• [EXERCISE MATERIALS]:
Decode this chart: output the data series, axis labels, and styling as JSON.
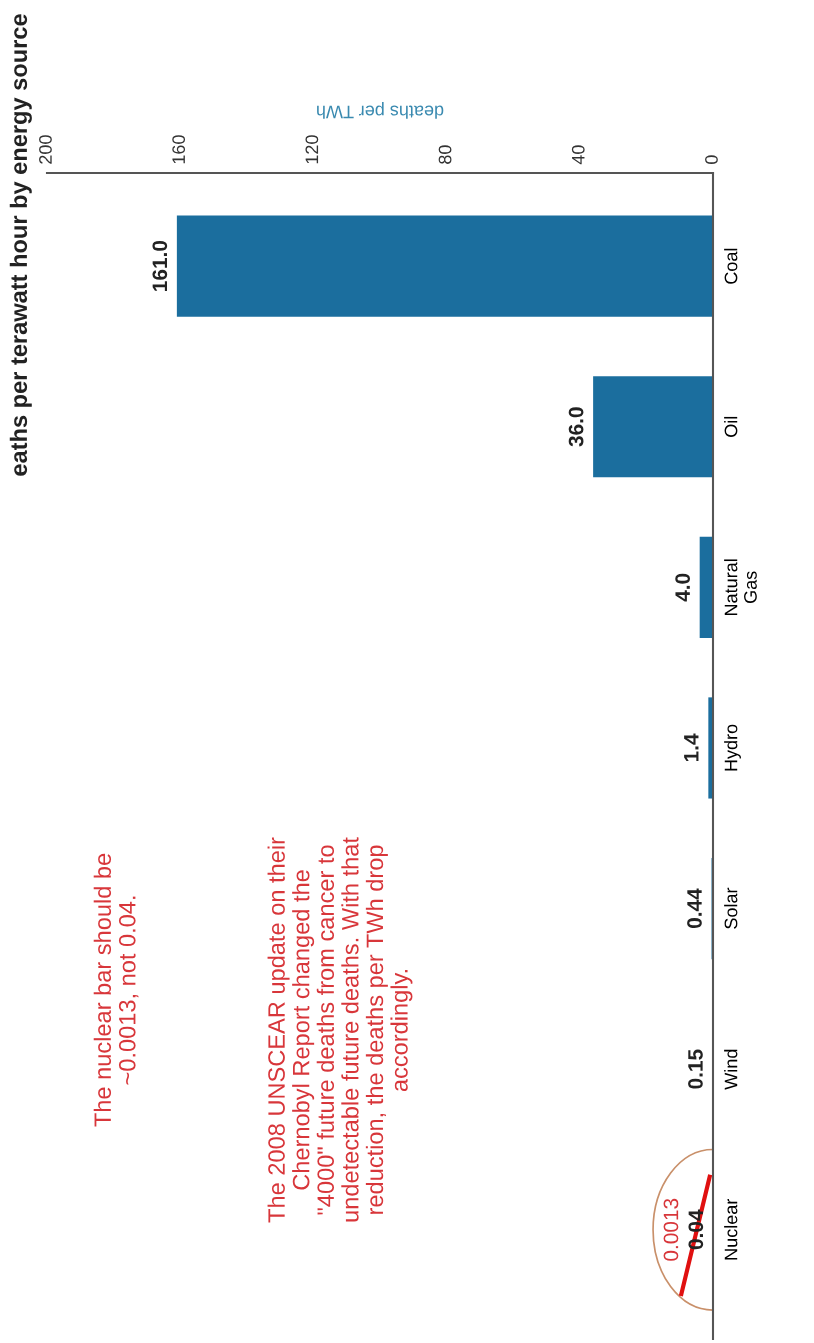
{
  "chart_data": {
    "type": "bar",
    "orientation": "horizontal",
    "title": "eaths per terawatt hour by energy source",
    "xlabel": "deaths per TWh",
    "categories": [
      "Coal",
      "Oil",
      "Natural\nGas",
      "Hydro",
      "Solar",
      "Wind",
      "Nuclear"
    ],
    "values": [
      161.0,
      36.0,
      4.0,
      1.4,
      0.44,
      0.15,
      0.04
    ],
    "value_labels": [
      "161.0",
      "36.0",
      "4.0",
      "1.4",
      "0.44",
      "0.15",
      "0.04"
    ],
    "color": "#1b6e9e",
    "xlim": [
      200,
      0
    ],
    "xticks": [
      200,
      160,
      120,
      80,
      40,
      0
    ],
    "grid": false,
    "annotations": [
      {
        "text": "0.0013",
        "x": 0.0013,
        "y": "Nuclear"
      },
      "The nuclear bar should be\n~0.0013, not 0.04.",
      "The 2008 UNSCEAR update on their\nChernobyl Report changed the\n\"4000\" future deaths from cancer to\nundetectable future deaths. With that\nreduction, the deaths per TWh drop\naccordingly."
    ]
  }
}
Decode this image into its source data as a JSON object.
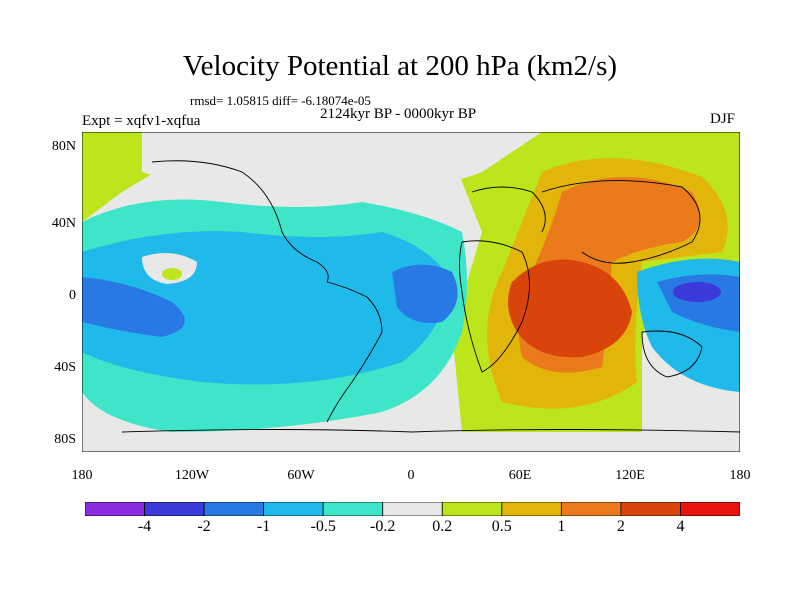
{
  "title": "Velocity Potential at 200 hPa (km2/s)",
  "stats_text": "rmsd= 1.05815 diff= -6.18074e-05",
  "period_text": "2124kyr BP - 0000kyr BP",
  "experiment_label": "Expt = xqfv1-xqfua",
  "season": "DJF",
  "lat_labels": [
    "80N",
    "40N",
    "0",
    "40S",
    "80S"
  ],
  "lon_labels": [
    "180",
    "120W",
    "60W",
    "0",
    "60E",
    "120E",
    "180"
  ],
  "colorbar": {
    "labels": [
      "-4",
      "-2",
      "-1",
      "-0.5",
      "-0.2",
      "0.2",
      "0.5",
      "1",
      "2",
      "4"
    ],
    "colors": [
      "#8a2be2",
      "#3a3ad8",
      "#2979e4",
      "#1fb9ea",
      "#3ee5c8",
      "#e8e8e8",
      "#bde51c",
      "#e2b50a",
      "#ea7a1c",
      "#d9440a",
      "#e8120f"
    ]
  }
}
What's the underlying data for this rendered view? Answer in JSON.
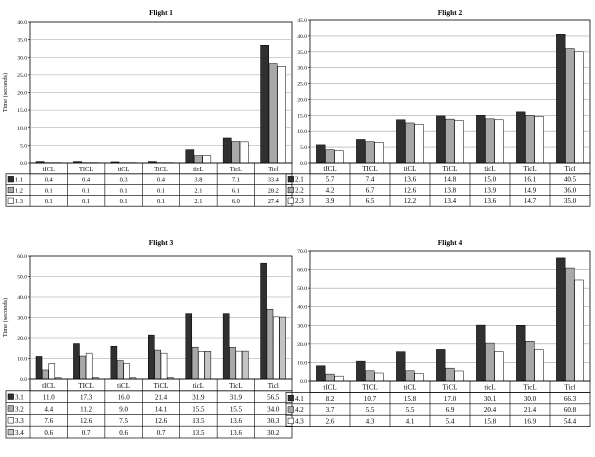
{
  "chart_data": [
    {
      "type": "bar",
      "title": "Flight 1",
      "ylabel": "Time (seconds)",
      "xlabel": "",
      "categories": [
        "tICL",
        "TICL",
        "tiCL",
        "TiCL",
        "ticL",
        "TicL",
        "Ticl"
      ],
      "ylim": [
        0,
        40
      ],
      "ytick_step": 5,
      "ytick_decimals": 1,
      "grid": true,
      "series": [
        {
          "name": "1.1",
          "values": [
            0.4,
            0.4,
            0.3,
            0.4,
            3.8,
            7.1,
            33.4
          ],
          "color": "#303030"
        },
        {
          "name": "1.2",
          "values": [
            0.1,
            0.1,
            0.1,
            0.1,
            2.1,
            6.1,
            28.2
          ],
          "color": "#a8a8a8"
        },
        {
          "name": "1.3",
          "values": [
            0.1,
            0.1,
            0.1,
            0.1,
            2.1,
            6.0,
            27.4
          ],
          "color": "#ffffff"
        }
      ]
    },
    {
      "type": "bar",
      "title": "Flight 2",
      "ylabel": "",
      "xlabel": "",
      "categories": [
        "tICL",
        "TICL",
        "tiCL",
        "TiCL",
        "ticL",
        "TicL",
        "Ticl"
      ],
      "ylim": [
        0,
        45
      ],
      "ytick_step": 5,
      "ytick_decimals": 1,
      "grid": true,
      "series": [
        {
          "name": "2.1",
          "values": [
            5.7,
            7.4,
            13.6,
            14.8,
            15.0,
            16.1,
            40.5
          ],
          "color": "#303030"
        },
        {
          "name": "2.2",
          "values": [
            4.2,
            6.7,
            12.6,
            13.8,
            13.9,
            14.9,
            36.0
          ],
          "color": "#a8a8a8"
        },
        {
          "name": "2.3",
          "values": [
            3.9,
            6.5,
            12.2,
            13.4,
            13.6,
            14.7,
            35.0
          ],
          "color": "#ffffff"
        }
      ]
    },
    {
      "type": "bar",
      "title": "Flight 3",
      "ylabel": "Time (seconds)",
      "xlabel": "",
      "categories": [
        "tICL",
        "TICL",
        "tiCL",
        "TiCL",
        "ticL",
        "TicL",
        "Ticl"
      ],
      "ylim": [
        0,
        60
      ],
      "ytick_step": 10,
      "ytick_decimals": 1,
      "grid": true,
      "series": [
        {
          "name": "3.1",
          "values": [
            11.0,
            17.3,
            16.0,
            21.4,
            31.9,
            31.9,
            56.5
          ],
          "color": "#303030"
        },
        {
          "name": "3.2",
          "values": [
            4.4,
            11.2,
            9.0,
            14.1,
            15.5,
            15.5,
            34.0
          ],
          "color": "#a8a8a8"
        },
        {
          "name": "3.3",
          "values": [
            7.6,
            12.6,
            7.5,
            12.6,
            13.5,
            13.6,
            30.3
          ],
          "color": "#ffffff"
        },
        {
          "name": "3.4",
          "values": [
            0.6,
            0.7,
            0.6,
            0.7,
            13.5,
            13.6,
            30.2
          ],
          "color": "#c4c4c4"
        }
      ]
    },
    {
      "type": "bar",
      "title": "Flight 4",
      "ylabel": "",
      "xlabel": "",
      "categories": [
        "tICL",
        "TICL",
        "tiCL",
        "TiCL",
        "ticL",
        "TicL",
        "Ticl"
      ],
      "ylim": [
        0,
        70
      ],
      "ytick_step": 10,
      "ytick_decimals": 1,
      "grid": true,
      "series": [
        {
          "name": "4.1",
          "values": [
            8.2,
            10.7,
            15.8,
            17.0,
            30.1,
            30.0,
            66.3
          ],
          "color": "#303030"
        },
        {
          "name": "4.2",
          "values": [
            3.7,
            5.5,
            5.5,
            6.9,
            20.4,
            21.4,
            60.8
          ],
          "color": "#a8a8a8"
        },
        {
          "name": "4.3",
          "values": [
            2.6,
            4.3,
            4.1,
            5.4,
            15.8,
            16.9,
            54.4
          ],
          "color": "#ffffff"
        }
      ]
    }
  ]
}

• [EXERCISE INSTRUCTIONS]:
Leave the pictures out, and print every line of the listing exactly as written.

• [SOLUTION]:
Decode this chart: output the data series, axis labels, and styling as JSON.
{
  "chart_data": {
    "type": "bar",
    "orientation": "horizontal",
    "title": "eaths per terawatt hour by energy source",
    "xlabel": "deaths per TWh",
    "categories": [
      "Coal",
      "Oil",
      "Natural\nGas",
      "Hydro",
      "Solar",
      "Wind",
      "Nuclear"
    ],
    "values": [
      161.0,
      36.0,
      4.0,
      1.4,
      0.44,
      0.15,
      0.04
    ],
    "value_labels": [
      "161.0",
      "36.0",
      "4.0",
      "1.4",
      "0.44",
      "0.15",
      "0.04"
    ],
    "color": "#1b6e9e",
    "xlim": [
      200,
      0
    ],
    "xticks": [
      200,
      160,
      120,
      80,
      40,
      0
    ],
    "grid": false,
    "annotations": [
      {
        "text": "0.0013",
        "x": 0.0013,
        "y": "Nuclear"
      },
      "The nuclear bar should be\n~0.0013, not 0.04.",
      "The 2008 UNSCEAR update on their\nChernobyl Report changed the\n\"4000\" future deaths from cancer to\nundetectable future deaths. With that\nreduction, the deaths per TWh drop\naccordingly."
    ]
  }
}
Decode this image into its source data as a JSON object.
{
  "title": "Velocity Potential at 200 hPa (km2/s)",
  "stats_text": "rmsd= 1.05815 diff= -6.18074e-05",
  "period_text": "2124kyr BP - 0000kyr BP",
  "experiment_label": "Expt = xqfv1-xqfua",
  "season": "DJF",
  "lat_labels": [
    "80N",
    "40N",
    "0",
    "40S",
    "80S"
  ],
  "lon_labels": [
    "180",
    "120W",
    "60W",
    "0",
    "60E",
    "120E",
    "180"
  ],
  "colorbar": {
    "labels": [
      "-4",
      "-2",
      "-1",
      "-0.5",
      "-0.2",
      "0.2",
      "0.5",
      "1",
      "2",
      "4"
    ],
    "colors": [
      "#8a2be2",
      "#3a3ad8",
      "#2979e4",
      "#1fb9ea",
      "#3ee5c8",
      "#e8e8e8",
      "#bde51c",
      "#e2b50a",
      "#ea7a1c",
      "#d9440a",
      "#e8120f"
    ]
  }
}
What's the underlying data for this rendered view? Answer in JSON.
{
  "chart_data": [
    {
      "type": "bar",
      "title": "Flight 1",
      "ylabel": "Time (seconds)",
      "xlabel": "",
      "categories": [
        "tICL",
        "TICL",
        "tiCL",
        "TiCL",
        "ticL",
        "TicL",
        "Ticl"
      ],
      "ylim": [
        0,
        40
      ],
      "ytick_step": 5,
      "ytick_decimals": 1,
      "grid": true,
      "series": [
        {
          "name": "1.1",
          "values": [
            0.4,
            0.4,
            0.3,
            0.4,
            3.8,
            7.1,
            33.4
          ],
          "color": "#303030"
        },
        {
          "name": "1.2",
          "values": [
            0.1,
            0.1,
            0.1,
            0.1,
            2.1,
            6.1,
            28.2
          ],
          "color": "#a8a8a8"
        },
        {
          "name": "1.3",
          "values": [
            0.1,
            0.1,
            0.1,
            0.1,
            2.1,
            6.0,
            27.4
          ],
          "color": "#ffffff"
        }
      ]
    },
    {
      "type": "bar",
      "title": "Flight 2",
      "ylabel": "",
      "xlabel": "",
      "categories": [
        "tICL",
        "TICL",
        "tiCL",
        "TiCL",
        "ticL",
        "TicL",
        "Ticl"
      ],
      "ylim": [
        0,
        45
      ],
      "ytick_step": 5,
      "ytick_decimals": 1,
      "grid": true,
      "series": [
        {
          "name": "2.1",
          "values": [
            5.7,
            7.4,
            13.6,
            14.8,
            15.0,
            16.1,
            40.5
          ],
          "color": "#303030"
        },
        {
          "name": "2.2",
          "values": [
            4.2,
            6.7,
            12.6,
            13.8,
            13.9,
            14.9,
            36.0
          ],
          "color": "#a8a8a8"
        },
        {
          "name": "2.3",
          "values": [
            3.9,
            6.5,
            12.2,
            13.4,
            13.6,
            14.7,
            35.0
          ],
          "color": "#ffffff"
        }
      ]
    },
    {
      "type": "bar",
      "title": "Flight 3",
      "ylabel": "Time (seconds)",
      "xlabel": "",
      "categories": [
        "tICL",
        "TICL",
        "tiCL",
        "TiCL",
        "ticL",
        "TicL",
        "Ticl"
      ],
      "ylim": [
        0,
        60
      ],
      "ytick_step": 10,
      "ytick_decimals": 1,
      "grid": true,
      "series": [
        {
          "name": "3.1",
          "values": [
            11.0,
            17.3,
            16.0,
            21.4,
            31.9,
            31.9,
            56.5
          ],
          "color": "#303030"
        },
        {
          "name": "3.2",
          "values": [
            4.4,
            11.2,
            9.0,
            14.1,
            15.5,
            15.5,
            34.0
          ],
          "color": "#a8a8a8"
        },
        {
          "name": "3.3",
          "values": [
            7.6,
            12.6,
            7.5,
            12.6,
            13.5,
            13.6,
            30.3
          ],
          "color": "#ffffff"
        },
        {
          "name": "3.4",
          "values": [
            0.6,
            0.7,
            0.6,
            0.7,
            13.5,
            13.6,
            30.2
          ],
          "color": "#c4c4c4"
        }
      ]
    },
    {
      "type": "bar",
      "title": "Flight 4",
      "ylabel": "",
      "xlabel": "",
      "categories": [
        "tICL",
        "TICL",
        "tiCL",
        "TiCL",
        "ticL",
        "TicL",
        "Ticl"
      ],
      "ylim": [
        0,
        70
      ],
      "ytick_step": 10,
      "ytick_decimals": 1,
      "grid": true,
      "series": [
        {
          "name": "4.1",
          "values": [
            8.2,
            10.7,
            15.8,
            17.0,
            30.1,
            30.0,
            66.3
          ],
          "color": "#303030"
        },
        {
          "name": "4.2",
          "values": [
            3.7,
            5.5,
            5.5,
            6.9,
            20.4,
            21.4,
            60.8
          ],
          "color": "#a8a8a8"
        },
        {
          "name": "4.3",
          "values": [
            2.6,
            4.3,
            4.1,
            5.4,
            15.8,
            16.9,
            54.4
          ],
          "color": "#ffffff"
        }
      ]
    }
  ]
}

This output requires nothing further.